* [EXERCISE GOAL]:
Copy out all of the material, matching it word for word.

Entries from a dataset
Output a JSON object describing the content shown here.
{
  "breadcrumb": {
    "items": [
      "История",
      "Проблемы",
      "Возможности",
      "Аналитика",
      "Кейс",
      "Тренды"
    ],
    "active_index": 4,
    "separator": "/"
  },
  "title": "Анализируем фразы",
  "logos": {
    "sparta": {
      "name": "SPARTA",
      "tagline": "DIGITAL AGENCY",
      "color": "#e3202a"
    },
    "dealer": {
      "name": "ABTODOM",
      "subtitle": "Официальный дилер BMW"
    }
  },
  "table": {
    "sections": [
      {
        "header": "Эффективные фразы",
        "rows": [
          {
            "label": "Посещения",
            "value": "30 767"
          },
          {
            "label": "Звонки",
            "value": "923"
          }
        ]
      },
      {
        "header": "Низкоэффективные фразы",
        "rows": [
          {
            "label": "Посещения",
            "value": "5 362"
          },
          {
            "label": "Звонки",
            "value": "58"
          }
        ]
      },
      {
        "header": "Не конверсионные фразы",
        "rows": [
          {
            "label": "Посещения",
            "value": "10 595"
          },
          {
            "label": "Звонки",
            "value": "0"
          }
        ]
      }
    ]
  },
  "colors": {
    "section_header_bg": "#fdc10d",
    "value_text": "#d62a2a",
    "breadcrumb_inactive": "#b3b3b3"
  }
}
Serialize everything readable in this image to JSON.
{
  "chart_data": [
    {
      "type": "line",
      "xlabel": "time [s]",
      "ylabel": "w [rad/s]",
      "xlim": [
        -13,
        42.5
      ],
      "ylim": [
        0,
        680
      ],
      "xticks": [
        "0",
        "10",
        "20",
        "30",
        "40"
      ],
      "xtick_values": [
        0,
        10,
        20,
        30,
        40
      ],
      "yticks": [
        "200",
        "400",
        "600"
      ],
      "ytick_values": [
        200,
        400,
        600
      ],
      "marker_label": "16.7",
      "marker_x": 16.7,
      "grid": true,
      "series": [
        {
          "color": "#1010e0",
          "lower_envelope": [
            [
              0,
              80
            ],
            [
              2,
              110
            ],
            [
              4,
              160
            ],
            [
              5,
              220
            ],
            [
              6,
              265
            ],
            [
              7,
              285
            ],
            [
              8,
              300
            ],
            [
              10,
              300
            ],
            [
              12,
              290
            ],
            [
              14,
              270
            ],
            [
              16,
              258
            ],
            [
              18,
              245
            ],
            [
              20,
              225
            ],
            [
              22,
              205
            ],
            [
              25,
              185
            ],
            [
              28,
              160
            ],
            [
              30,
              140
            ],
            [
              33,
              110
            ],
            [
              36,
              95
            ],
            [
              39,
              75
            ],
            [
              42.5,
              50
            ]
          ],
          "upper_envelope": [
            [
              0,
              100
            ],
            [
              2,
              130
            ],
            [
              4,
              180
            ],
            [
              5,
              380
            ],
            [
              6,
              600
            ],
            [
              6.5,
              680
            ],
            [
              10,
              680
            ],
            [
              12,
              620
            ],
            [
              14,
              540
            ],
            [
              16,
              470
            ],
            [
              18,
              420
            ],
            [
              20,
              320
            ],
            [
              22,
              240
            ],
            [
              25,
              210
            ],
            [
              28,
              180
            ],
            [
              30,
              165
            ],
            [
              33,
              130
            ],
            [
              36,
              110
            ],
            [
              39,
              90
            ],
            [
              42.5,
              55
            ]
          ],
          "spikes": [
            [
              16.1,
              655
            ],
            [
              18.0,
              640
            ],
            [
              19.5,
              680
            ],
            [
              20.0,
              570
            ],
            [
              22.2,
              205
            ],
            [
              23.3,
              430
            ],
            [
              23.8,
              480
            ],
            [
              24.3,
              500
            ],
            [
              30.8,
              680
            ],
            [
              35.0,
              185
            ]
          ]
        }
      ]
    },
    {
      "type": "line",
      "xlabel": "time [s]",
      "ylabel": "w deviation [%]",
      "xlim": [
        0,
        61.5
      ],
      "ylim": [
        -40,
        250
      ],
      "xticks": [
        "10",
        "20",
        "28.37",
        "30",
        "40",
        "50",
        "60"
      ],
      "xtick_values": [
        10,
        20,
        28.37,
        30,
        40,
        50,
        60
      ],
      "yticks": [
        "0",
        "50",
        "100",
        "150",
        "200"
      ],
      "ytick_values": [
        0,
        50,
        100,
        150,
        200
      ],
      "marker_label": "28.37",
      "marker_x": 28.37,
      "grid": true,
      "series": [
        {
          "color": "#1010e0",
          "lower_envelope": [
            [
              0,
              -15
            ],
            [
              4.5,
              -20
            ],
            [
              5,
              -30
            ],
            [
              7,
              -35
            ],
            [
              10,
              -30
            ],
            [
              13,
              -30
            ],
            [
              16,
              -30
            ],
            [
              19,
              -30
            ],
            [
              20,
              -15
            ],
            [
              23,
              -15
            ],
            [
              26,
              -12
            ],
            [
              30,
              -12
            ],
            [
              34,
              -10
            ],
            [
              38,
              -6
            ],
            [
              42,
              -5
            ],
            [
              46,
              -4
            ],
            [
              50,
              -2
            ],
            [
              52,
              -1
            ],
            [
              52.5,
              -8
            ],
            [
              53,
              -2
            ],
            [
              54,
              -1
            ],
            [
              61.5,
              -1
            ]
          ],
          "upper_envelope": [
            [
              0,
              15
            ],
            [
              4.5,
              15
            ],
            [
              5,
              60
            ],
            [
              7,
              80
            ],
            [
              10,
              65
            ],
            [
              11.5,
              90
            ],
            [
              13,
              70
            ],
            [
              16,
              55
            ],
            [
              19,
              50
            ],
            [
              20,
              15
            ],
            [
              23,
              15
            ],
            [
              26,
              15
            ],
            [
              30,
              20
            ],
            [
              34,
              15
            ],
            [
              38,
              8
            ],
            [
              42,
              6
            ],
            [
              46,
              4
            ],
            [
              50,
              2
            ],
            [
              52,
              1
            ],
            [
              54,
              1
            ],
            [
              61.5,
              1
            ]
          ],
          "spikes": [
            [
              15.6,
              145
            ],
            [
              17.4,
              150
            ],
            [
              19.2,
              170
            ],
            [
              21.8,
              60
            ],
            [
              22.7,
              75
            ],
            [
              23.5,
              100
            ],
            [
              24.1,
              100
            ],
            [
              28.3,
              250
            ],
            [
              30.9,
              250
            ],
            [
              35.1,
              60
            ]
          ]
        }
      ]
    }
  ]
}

* [RESULT OF THE EXERCISE]:
Output a JSON object describing the content shown here.
{
  "breadcrumb": {
    "items": [
      "История",
      "Проблемы",
      "Возможности",
      "Аналитика",
      "Кейс",
      "Тренды"
    ],
    "active_index": 4,
    "separator": "/"
  },
  "title": "Анализируем фразы",
  "logos": {
    "sparta": {
      "name": "SPARTA",
      "tagline": "DIGITAL AGENCY",
      "color": "#e3202a"
    },
    "dealer": {
      "name": "ABTODOM",
      "subtitle": "Официальный дилер BMW"
    }
  },
  "table": {
    "sections": [
      {
        "header": "Эффективные фразы",
        "rows": [
          {
            "label": "Посещения",
            "value": "30 767"
          },
          {
            "label": "Звонки",
            "value": "923"
          }
        ]
      },
      {
        "header": "Низкоэффективные фразы",
        "rows": [
          {
            "label": "Посещения",
            "value": "5 362"
          },
          {
            "label": "Звонки",
            "value": "58"
          }
        ]
      },
      {
        "header": "Не конверсионные фразы",
        "rows": [
          {
            "label": "Посещения",
            "value": "10 595"
          },
          {
            "label": "Звонки",
            "value": "0"
          }
        ]
      }
    ]
  },
  "colors": {
    "section_header_bg": "#fdc10d",
    "value_text": "#d62a2a",
    "breadcrumb_inactive": "#b3b3b3"
  }
}
Serialize everything readable in this image to JSON.
{
  "chart_data": [
    {
      "type": "line",
      "xlabel": "time [s]",
      "ylabel": "w [rad/s]",
      "xlim": [
        -13,
        42.5
      ],
      "ylim": [
        0,
        680
      ],
      "xticks": [
        "0",
        "10",
        "20",
        "30",
        "40"
      ],
      "xtick_values": [
        0,
        10,
        20,
        30,
        40
      ],
      "yticks": [
        "200",
        "400",
        "600"
      ],
      "ytick_values": [
        200,
        400,
        600
      ],
      "marker_label": "16.7",
      "marker_x": 16.7,
      "grid": true,
      "series": [
        {
          "color": "#1010e0",
          "lower_envelope": [
            [
              0,
              80
            ],
            [
              2,
              110
            ],
            [
              4,
              160
            ],
            [
              5,
              220
            ],
            [
              6,
              265
            ],
            [
              7,
              285
            ],
            [
              8,
              300
            ],
            [
              10,
              300
            ],
            [
              12,
              290
            ],
            [
              14,
              270
            ],
            [
              16,
              258
            ],
            [
              18,
              245
            ],
            [
              20,
              225
            ],
            [
              22,
              205
            ],
            [
              25,
              185
            ],
            [
              28,
              160
            ],
            [
              30,
              140
            ],
            [
              33,
              110
            ],
            [
              36,
              95
            ],
            [
              39,
              75
            ],
            [
              42.5,
              50
            ]
          ],
          "upper_envelope": [
            [
              0,
              100
            ],
            [
              2,
              130
            ],
            [
              4,
              180
            ],
            [
              5,
              380
            ],
            [
              6,
              600
            ],
            [
              6.5,
              680
            ],
            [
              10,
              680
            ],
            [
              12,
              620
            ],
            [
              14,
              540
            ],
            [
              16,
              470
            ],
            [
              18,
              420
            ],
            [
              20,
              320
            ],
            [
              22,
              240
            ],
            [
              25,
              210
            ],
            [
              28,
              180
            ],
            [
              30,
              165
            ],
            [
              33,
              130
            ],
            [
              36,
              110
            ],
            [
              39,
              90
            ],
            [
              42.5,
              55
            ]
          ],
          "spikes": [
            [
              16.1,
              655
            ],
            [
              18.0,
              640
            ],
            [
              19.5,
              680
            ],
            [
              20.0,
              570
            ],
            [
              22.2,
              205
            ],
            [
              23.3,
              430
            ],
            [
              23.8,
              480
            ],
            [
              24.3,
              500
            ],
            [
              30.8,
              680
            ],
            [
              35.0,
              185
            ]
          ]
        }
      ]
    },
    {
      "type": "line",
      "xlabel": "time [s]",
      "ylabel": "w deviation [%]",
      "xlim": [
        0,
        61.5
      ],
      "ylim": [
        -40,
        250
      ],
      "xticks": [
        "10",
        "20",
        "28.37",
        "30",
        "40",
        "50",
        "60"
      ],
      "xtick_values": [
        10,
        20,
        28.37,
        30,
        40,
        50,
        60
      ],
      "yticks": [
        "0",
        "50",
        "100",
        "150",
        "200"
      ],
      "ytick_values": [
        0,
        50,
        100,
        150,
        200
      ],
      "marker_label": "28.37",
      "marker_x": 28.37,
      "grid": true,
      "series": [
        {
          "color": "#1010e0",
          "lower_envelope": [
            [
              0,
              -15
            ],
            [
              4.5,
              -20
            ],
            [
              5,
              -30
            ],
            [
              7,
              -35
            ],
            [
              10,
              -30
            ],
            [
              13,
              -30
            ],
            [
              16,
              -30
            ],
            [
              19,
              -30
            ],
            [
              20,
              -15
            ],
            [
              23,
              -15
            ],
            [
              26,
              -12
            ],
            [
              30,
              -12
            ],
            [
              34,
              -10
            ],
            [
              38,
              -6
            ],
            [
              42,
              -5
            ],
            [
              46,
              -4
            ],
            [
              50,
              -2
            ],
            [
              52,
              -1
            ],
            [
              52.5,
              -8
            ],
            [
              53,
              -2
            ],
            [
              54,
              -1
            ],
            [
              61.5,
              -1
            ]
          ],
          "upper_envelope": [
            [
              0,
              15
            ],
            [
              4.5,
              15
            ],
            [
              5,
              60
            ],
            [
              7,
              80
            ],
            [
              10,
              65
            ],
            [
              11.5,
              90
            ],
            [
              13,
              70
            ],
            [
              16,
              55
            ],
            [
              19,
              50
            ],
            [
              20,
              15
            ],
            [
              23,
              15
            ],
            [
              26,
              15
            ],
            [
              30,
              20
            ],
            [
              34,
              15
            ],
            [
              38,
              8
            ],
            [
              42,
              6
            ],
            [
              46,
              4
            ],
            [
              50,
              2
            ],
            [
              52,
              1
            ],
            [
              54,
              1
            ],
            [
              61.5,
              1
            ]
          ],
          "spikes": [
            [
              15.6,
              145
            ],
            [
              17.4,
              150
            ],
            [
              19.2,
              170
            ],
            [
              21.8,
              60
            ],
            [
              22.7,
              75
            ],
            [
              23.5,
              100
            ],
            [
              24.1,
              100
            ],
            [
              28.3,
              250
            ],
            [
              30.9,
              250
            ],
            [
              35.1,
              60
            ]
          ]
        }
      ]
    }
  ]
}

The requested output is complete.